What you are asked to do
Every line that contains the word "Somnolencia" should be copied.

Dataset extract
● ● ●

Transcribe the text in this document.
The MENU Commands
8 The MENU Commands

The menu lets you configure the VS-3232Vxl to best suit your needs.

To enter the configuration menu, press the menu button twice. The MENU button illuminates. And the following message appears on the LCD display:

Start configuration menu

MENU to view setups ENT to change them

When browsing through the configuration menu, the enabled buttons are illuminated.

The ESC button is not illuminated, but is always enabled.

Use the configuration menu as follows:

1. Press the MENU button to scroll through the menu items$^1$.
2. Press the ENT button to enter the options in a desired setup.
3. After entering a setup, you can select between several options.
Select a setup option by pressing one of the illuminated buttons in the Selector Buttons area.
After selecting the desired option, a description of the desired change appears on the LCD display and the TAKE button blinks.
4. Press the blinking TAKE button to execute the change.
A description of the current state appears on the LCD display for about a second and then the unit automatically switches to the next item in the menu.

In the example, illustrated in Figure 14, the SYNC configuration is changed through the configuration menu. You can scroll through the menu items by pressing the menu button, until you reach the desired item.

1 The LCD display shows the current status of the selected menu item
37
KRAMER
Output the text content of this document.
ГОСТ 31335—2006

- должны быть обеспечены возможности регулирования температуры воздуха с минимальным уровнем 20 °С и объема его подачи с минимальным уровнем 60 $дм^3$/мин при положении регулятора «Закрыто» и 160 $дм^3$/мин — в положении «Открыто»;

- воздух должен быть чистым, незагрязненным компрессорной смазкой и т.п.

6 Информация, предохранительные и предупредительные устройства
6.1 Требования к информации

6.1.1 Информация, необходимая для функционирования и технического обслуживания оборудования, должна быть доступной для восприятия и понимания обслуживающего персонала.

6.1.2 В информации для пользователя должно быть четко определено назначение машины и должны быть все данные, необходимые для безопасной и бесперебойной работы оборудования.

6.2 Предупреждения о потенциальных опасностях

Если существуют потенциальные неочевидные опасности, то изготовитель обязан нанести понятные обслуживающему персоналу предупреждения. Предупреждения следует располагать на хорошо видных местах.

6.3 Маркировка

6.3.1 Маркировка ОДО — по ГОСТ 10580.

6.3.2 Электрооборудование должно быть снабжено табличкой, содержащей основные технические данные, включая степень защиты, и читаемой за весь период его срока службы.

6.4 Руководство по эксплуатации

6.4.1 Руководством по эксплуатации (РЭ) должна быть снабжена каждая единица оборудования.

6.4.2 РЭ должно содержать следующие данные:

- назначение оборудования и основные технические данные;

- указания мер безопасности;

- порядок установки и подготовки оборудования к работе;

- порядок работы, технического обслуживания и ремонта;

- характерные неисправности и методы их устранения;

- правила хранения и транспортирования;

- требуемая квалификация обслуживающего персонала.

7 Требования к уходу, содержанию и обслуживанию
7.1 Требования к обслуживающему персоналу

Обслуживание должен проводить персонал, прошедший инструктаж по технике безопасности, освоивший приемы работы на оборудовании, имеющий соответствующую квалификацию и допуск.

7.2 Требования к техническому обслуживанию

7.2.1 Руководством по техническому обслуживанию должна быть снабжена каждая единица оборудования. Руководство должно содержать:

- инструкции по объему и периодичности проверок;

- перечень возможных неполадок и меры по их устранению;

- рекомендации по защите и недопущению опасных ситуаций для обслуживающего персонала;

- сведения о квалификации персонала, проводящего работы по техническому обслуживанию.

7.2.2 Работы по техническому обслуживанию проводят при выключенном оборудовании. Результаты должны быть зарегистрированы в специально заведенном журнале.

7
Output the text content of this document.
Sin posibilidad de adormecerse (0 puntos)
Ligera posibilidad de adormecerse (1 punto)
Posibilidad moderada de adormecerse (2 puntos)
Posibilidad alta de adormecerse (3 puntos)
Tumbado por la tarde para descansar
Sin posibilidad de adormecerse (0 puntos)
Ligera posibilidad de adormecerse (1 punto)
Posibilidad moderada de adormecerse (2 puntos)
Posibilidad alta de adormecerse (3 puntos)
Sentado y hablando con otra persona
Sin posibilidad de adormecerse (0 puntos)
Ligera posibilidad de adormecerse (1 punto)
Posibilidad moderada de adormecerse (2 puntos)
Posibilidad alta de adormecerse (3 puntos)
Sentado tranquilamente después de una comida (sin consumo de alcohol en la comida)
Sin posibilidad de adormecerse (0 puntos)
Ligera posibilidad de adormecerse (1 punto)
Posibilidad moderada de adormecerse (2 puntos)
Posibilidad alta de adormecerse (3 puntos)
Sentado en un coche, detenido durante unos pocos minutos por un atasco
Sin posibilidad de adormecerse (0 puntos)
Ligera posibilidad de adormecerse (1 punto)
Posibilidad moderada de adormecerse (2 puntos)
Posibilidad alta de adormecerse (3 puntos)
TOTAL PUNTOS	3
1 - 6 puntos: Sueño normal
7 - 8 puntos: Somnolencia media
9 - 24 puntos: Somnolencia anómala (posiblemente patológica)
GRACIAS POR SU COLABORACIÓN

● ● ●

Written solution
7 - 8 puntos: Somnolencia media
9 - 24 puntos: Somnolencia anómala (posiblemente patológica)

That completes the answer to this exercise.